Prompt:
Only the pictures stay out; every record is to be quoted exactly.

-- START OF Data section --

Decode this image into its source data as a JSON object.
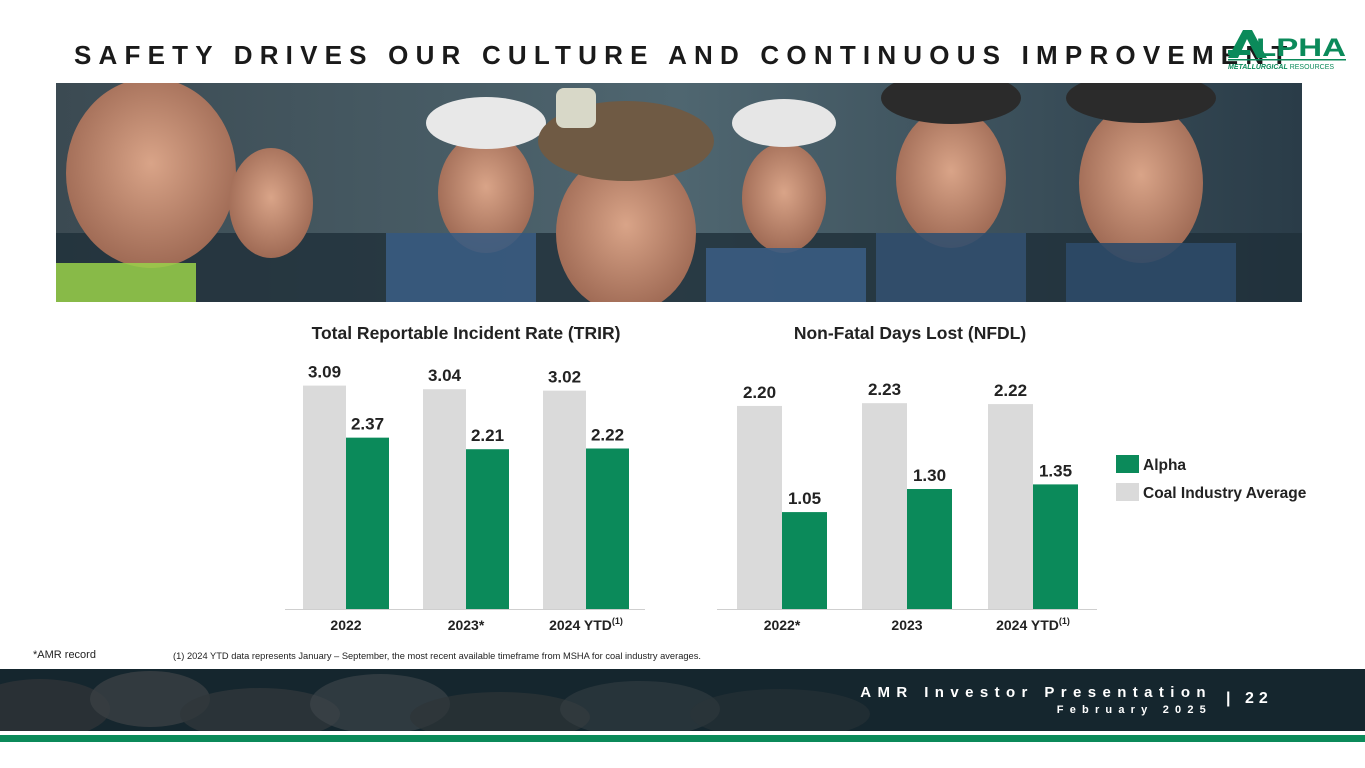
{
  "slide": {
    "title": "SAFETY DRIVES OUR CULTURE AND CONTINUOUS IMPROVEMENT",
    "logo": {
      "text": "LPHA",
      "subtitle_bold": "METALLURGICAL",
      "subtitle_light": " RESOURCES"
    },
    "photo_icon": "miners-photo"
  },
  "colors": {
    "alpha": "#0b8a5a",
    "industry": "#dadada",
    "footer": "#15262e"
  },
  "chart_data": [
    {
      "type": "bar",
      "title": "Total Reportable Incident Rate (TRIR)",
      "categories": [
        "2022",
        "2023*",
        "2024 YTD"
      ],
      "category_superscripts": [
        "",
        "",
        "(1)"
      ],
      "ylim": [
        0,
        3.6
      ],
      "series": [
        {
          "name": "Coal Industry Average",
          "values": [
            3.09,
            3.04,
            3.02
          ],
          "labels": [
            "3.09",
            "3.04",
            "3.02"
          ]
        },
        {
          "name": "Alpha",
          "values": [
            2.37,
            2.21,
            2.22
          ],
          "labels": [
            "2.37",
            "2.21",
            "2.22"
          ]
        }
      ]
    },
    {
      "type": "bar",
      "title": "Non-Fatal Days Lost (NFDL)",
      "categories": [
        "2022*",
        "2023",
        "2024 YTD"
      ],
      "category_superscripts": [
        "",
        "",
        "(1)"
      ],
      "ylim": [
        0,
        2.4
      ],
      "series": [
        {
          "name": "Coal Industry Average",
          "values": [
            2.2,
            2.23,
            2.22
          ],
          "labels": [
            "2.20",
            "2.23",
            "2.22"
          ]
        },
        {
          "name": "Alpha",
          "values": [
            1.05,
            1.3,
            1.35
          ],
          "labels": [
            "1.05",
            "1.30",
            "1.35"
          ]
        }
      ]
    }
  ],
  "legend": [
    {
      "name": "Alpha",
      "color": "#0b8a5a"
    },
    {
      "name": "Coal Industry Average",
      "color": "#dadada"
    }
  ],
  "footnotes": {
    "amr_record": "*AMR record",
    "note": "(1) 2024 YTD data represents January – September, the most recent available timeframe from MSHA for coal industry averages."
  },
  "footer": {
    "presentation": "AMR Investor Presentation",
    "date": "February 2025",
    "separator": "|",
    "page": "22"
  }
}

-- END OF Data section --

Complete response:
Decode this image into its source data as a JSON object.
{
  "slide": {
    "title": "SAFETY DRIVES OUR CULTURE AND CONTINUOUS IMPROVEMENT",
    "logo": {
      "text": "LPHA",
      "subtitle_bold": "METALLURGICAL",
      "subtitle_light": " RESOURCES"
    },
    "photo_icon": "miners-photo"
  },
  "colors": {
    "alpha": "#0b8a5a",
    "industry": "#dadada",
    "footer": "#15262e"
  },
  "chart_data": [
    {
      "type": "bar",
      "title": "Total Reportable Incident Rate (TRIR)",
      "categories": [
        "2022",
        "2023*",
        "2024 YTD"
      ],
      "category_superscripts": [
        "",
        "",
        "(1)"
      ],
      "ylim": [
        0,
        3.6
      ],
      "series": [
        {
          "name": "Coal Industry Average",
          "values": [
            3.09,
            3.04,
            3.02
          ],
          "labels": [
            "3.09",
            "3.04",
            "3.02"
          ]
        },
        {
          "name": "Alpha",
          "values": [
            2.37,
            2.21,
            2.22
          ],
          "labels": [
            "2.37",
            "2.21",
            "2.22"
          ]
        }
      ]
    },
    {
      "type": "bar",
      "title": "Non-Fatal Days Lost (NFDL)",
      "categories": [
        "2022*",
        "2023",
        "2024 YTD"
      ],
      "category_superscripts": [
        "",
        "",
        "(1)"
      ],
      "ylim": [
        0,
        2.4
      ],
      "series": [
        {
          "name": "Coal Industry Average",
          "values": [
            2.2,
            2.23,
            2.22
          ],
          "labels": [
            "2.20",
            "2.23",
            "2.22"
          ]
        },
        {
          "name": "Alpha",
          "values": [
            1.05,
            1.3,
            1.35
          ],
          "labels": [
            "1.05",
            "1.30",
            "1.35"
          ]
        }
      ]
    }
  ],
  "legend": [
    {
      "name": "Alpha",
      "color": "#0b8a5a"
    },
    {
      "name": "Coal Industry Average",
      "color": "#dadada"
    }
  ],
  "footnotes": {
    "amr_record": "*AMR record",
    "note": "(1) 2024 YTD data represents January – September, the most recent available timeframe from MSHA for coal industry averages."
  },
  "footer": {
    "presentation": "AMR Investor Presentation",
    "date": "February 2025",
    "separator": "|",
    "page": "22"
  }
}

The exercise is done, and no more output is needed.